DATASET EXCERPTS >>
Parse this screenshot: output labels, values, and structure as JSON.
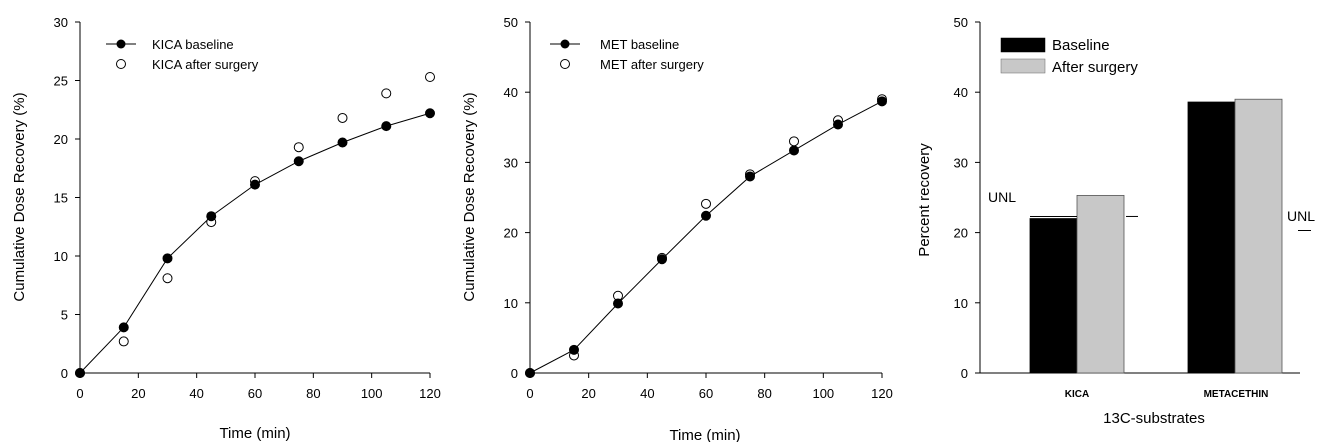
{
  "chart_data": [
    {
      "type": "scatter",
      "xlabel": "Time (min)",
      "ylabel": "Cumulative Dose Recovery (%)",
      "xlim": [
        0,
        120
      ],
      "ylim": [
        0,
        30
      ],
      "x_ticks": [
        "0",
        "20",
        "40",
        "60",
        "80",
        "100",
        "120"
      ],
      "y_ticks": [
        "0",
        "5",
        "10",
        "15",
        "20",
        "25",
        "30"
      ],
      "legend_position": "top-left",
      "grid": false,
      "series": [
        {
          "name": "KICA baseline",
          "marker": "filled-circle",
          "line": true,
          "color": "#000000",
          "x": [
            0,
            15,
            30,
            45,
            60,
            75,
            90,
            105,
            120
          ],
          "y": [
            0,
            3.9,
            9.8,
            13.4,
            16.1,
            18.1,
            19.7,
            21.1,
            22.2
          ]
        },
        {
          "name": "KICA after surgery",
          "marker": "open-circle",
          "line": false,
          "color": "#000000",
          "x": [
            0,
            15,
            30,
            45,
            60,
            75,
            90,
            105,
            120
          ],
          "y": [
            0,
            2.7,
            8.1,
            12.9,
            16.4,
            19.3,
            21.8,
            23.9,
            25.3
          ]
        }
      ]
    },
    {
      "type": "scatter",
      "xlabel": "Time (min)",
      "ylabel": "Cumulative Dose Recovery (%)",
      "xlim": [
        0,
        120
      ],
      "ylim": [
        0,
        50
      ],
      "x_ticks": [
        "0",
        "20",
        "40",
        "60",
        "80",
        "100",
        "120"
      ],
      "y_ticks": [
        "0",
        "10",
        "20",
        "30",
        "40",
        "50"
      ],
      "legend_position": "top-left",
      "grid": false,
      "series": [
        {
          "name": "MET baseline",
          "marker": "filled-circle",
          "line": true,
          "color": "#000000",
          "x": [
            0,
            15,
            30,
            45,
            60,
            75,
            90,
            105,
            120
          ],
          "y": [
            0,
            3.3,
            9.9,
            16.2,
            22.4,
            28.0,
            31.7,
            35.4,
            38.7
          ]
        },
        {
          "name": "MET after surgery",
          "marker": "open-circle",
          "line": false,
          "color": "#000000",
          "x": [
            0,
            15,
            30,
            45,
            60,
            75,
            90,
            105,
            120
          ],
          "y": [
            0,
            2.5,
            11.0,
            16.4,
            24.1,
            28.3,
            33.0,
            36.0,
            39.0
          ]
        }
      ]
    },
    {
      "type": "bar",
      "xlabel": "13C-substrates",
      "ylabel": "Percent recovery",
      "ylim": [
        0,
        50
      ],
      "y_ticks": [
        "0",
        "10",
        "20",
        "30",
        "40",
        "50"
      ],
      "categories": [
        "KICA",
        "METACETHIN"
      ],
      "legend_position": "top-left",
      "grid": false,
      "series": [
        {
          "name": "Baseline",
          "color": "#000000",
          "values": [
            22.0,
            38.6
          ]
        },
        {
          "name": "After surgery",
          "color": "#c8c8c8",
          "values": [
            25.3,
            39.0
          ]
        }
      ],
      "annotations": [
        {
          "text": "UNL",
          "value": 22.3,
          "category": "KICA"
        },
        {
          "text": "UNL",
          "value": 20.3,
          "category": "METACETHIN"
        }
      ]
    }
  ]
}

THE PROBLEM >>
Lines that include the word "name" are to be extracted from the data above.

RESULT >>
          "name": "KICA baseline",
          "name": "KICA after surgery",
          "name": "MET baseline",
          "name": "MET after surgery",
          "name": "Baseline",
          "name": "After surgery",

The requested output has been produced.